Input -

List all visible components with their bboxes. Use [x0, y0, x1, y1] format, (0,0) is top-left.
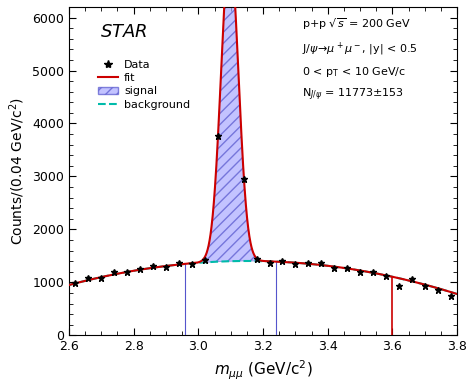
Text: p+p $\sqrt{s}$ = 200 GeV
J/$\psi$$\!\to\!\mu^+\mu^-$, |y| < 0.5
0 < p$_{\rm T}$ : p+p $\sqrt{s}$ = 200 GeV J/$\psi$$\!\to\…: [302, 17, 418, 103]
X-axis label: $m_{\mu\mu}$ (GeV/c$^{2}$): $m_{\mu\mu}$ (GeV/c$^{2}$): [214, 359, 312, 382]
Legend: Data, fit, signal, background: Data, fit, signal, background: [94, 55, 194, 114]
Text: $\mathbf{\mathit{STAR}}$: $\mathbf{\mathit{STAR}}$: [100, 23, 147, 41]
Y-axis label: Counts/(0.04 GeV/c$^{2}$): Counts/(0.04 GeV/c$^{2}$): [7, 97, 27, 245]
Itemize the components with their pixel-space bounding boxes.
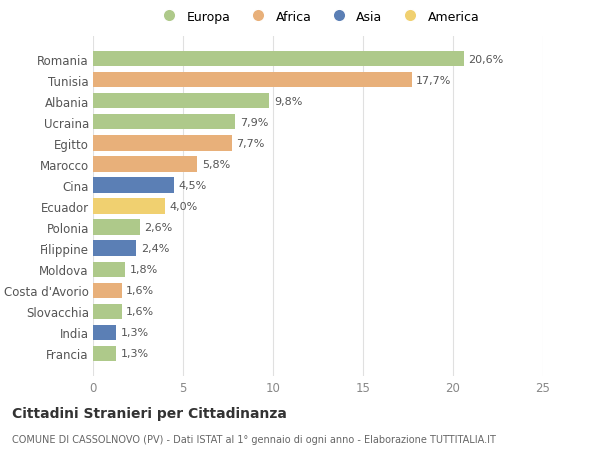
Bar (93, 283, 122, 298)
Text: 2,6%: 2,6% (145, 223, 173, 233)
Text: 1,6%: 1,6% (127, 285, 154, 296)
Bar (93, 73, 412, 88)
Text: 9,8%: 9,8% (274, 97, 302, 106)
Bar (93, 157, 197, 172)
Bar (93, 346, 116, 361)
Text: 5,8%: 5,8% (202, 160, 230, 169)
Text: 20,6%: 20,6% (469, 55, 503, 65)
Bar (93, 241, 136, 256)
Text: 7,7%: 7,7% (236, 139, 265, 149)
Bar (93, 52, 464, 67)
Bar (93, 220, 140, 235)
Text: 17,7%: 17,7% (416, 76, 451, 86)
Bar (93, 115, 235, 130)
Text: 1,6%: 1,6% (127, 307, 154, 316)
Bar (93, 262, 125, 277)
Text: 1,3%: 1,3% (121, 327, 149, 337)
Text: 1,8%: 1,8% (130, 264, 158, 274)
Text: Cittadini Stranieri per Cittadinanza: Cittadini Stranieri per Cittadinanza (12, 406, 287, 420)
Text: 4,5%: 4,5% (179, 180, 207, 190)
Text: 2,4%: 2,4% (140, 244, 169, 253)
Text: 4,0%: 4,0% (170, 202, 198, 212)
Bar (93, 136, 232, 151)
Bar (93, 304, 122, 319)
Text: 7,9%: 7,9% (240, 118, 268, 128)
Bar (93, 325, 116, 340)
Bar (93, 178, 174, 193)
Bar (93, 199, 165, 214)
Text: COMUNE DI CASSOLNOVO (PV) - Dati ISTAT al 1° gennaio di ogni anno - Elaborazione: COMUNE DI CASSOLNOVO (PV) - Dati ISTAT a… (12, 434, 496, 444)
Legend: Europa, Africa, Asia, America: Europa, Africa, Asia, America (157, 11, 479, 24)
Text: 1,3%: 1,3% (121, 348, 149, 358)
Bar (93, 94, 269, 109)
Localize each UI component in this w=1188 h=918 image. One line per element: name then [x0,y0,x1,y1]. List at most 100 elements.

Short task -
Lay out the lines of the items above, from the line containing "Bar (93, 283, 122, 298)" through the line containing "Bar (93, 199, 165, 214)", inclusive, as a Markdown table with the columns Row and Entry. Leave out blank lines.

Answer to this task -
| Row | Entry |
|---|---|
| 1 | Bar (93, 283, 122, 298) |
| 2 | Text: 2,6%: 2,6% (145, 223, 173, 233) |
| 3 | Text: 1,6%: 1,6% (127, 285, 154, 296) |
| 4 | Bar (93, 73, 412, 88) |
| 5 | Text: 9,8%: 9,8% (274, 97, 302, 106) |
| 6 | Bar (93, 157, 197, 172) |
| 7 | Bar (93, 346, 116, 361) |
| 8 | Text: 5,8%: 5,8% (202, 160, 230, 169) |
| 9 | Text: 20,6%: 20,6% (469, 55, 503, 65) |
| 10 | Bar (93, 241, 136, 256) |
| 11 | Text: 7,7%: 7,7% (236, 139, 265, 149) |
| 12 | Bar (93, 52, 464, 67) |
| 13 | Bar (93, 220, 140, 235) |
| 14 | Text: 17,7%: 17,7% (416, 76, 451, 86) |
| 15 | Bar (93, 115, 235, 130) |
| 16 | Text: 1,6%: 1,6% (127, 307, 154, 316) |
| 17 | Bar (93, 262, 125, 277) |
| 18 | Text: 1,3%: 1,3% (121, 327, 149, 337) |
| 19 | Text: 1,8%: 1,8% (130, 264, 158, 274) |
| 20 | Text: Cittadini Stranieri per Cittadinanza: Cittadini Stranieri per Cittadinanza (12, 406, 287, 420) |
| 21 | Text: 4,5%: 4,5% (179, 180, 207, 190) |
| 22 | Text: 2,4%: 2,4% (140, 244, 169, 253) |
| 23 | Text: 4,0%: 4,0% (170, 202, 198, 212) |
| 24 | Bar (93, 136, 232, 151) |
| 25 | Bar (93, 304, 122, 319) |
| 26 | Text: 7,9%: 7,9% (240, 118, 268, 128) |
| 27 | Bar (93, 325, 116, 340) |
| 28 | Bar (93, 178, 174, 193) |
| 29 | Bar (93, 199, 165, 214) |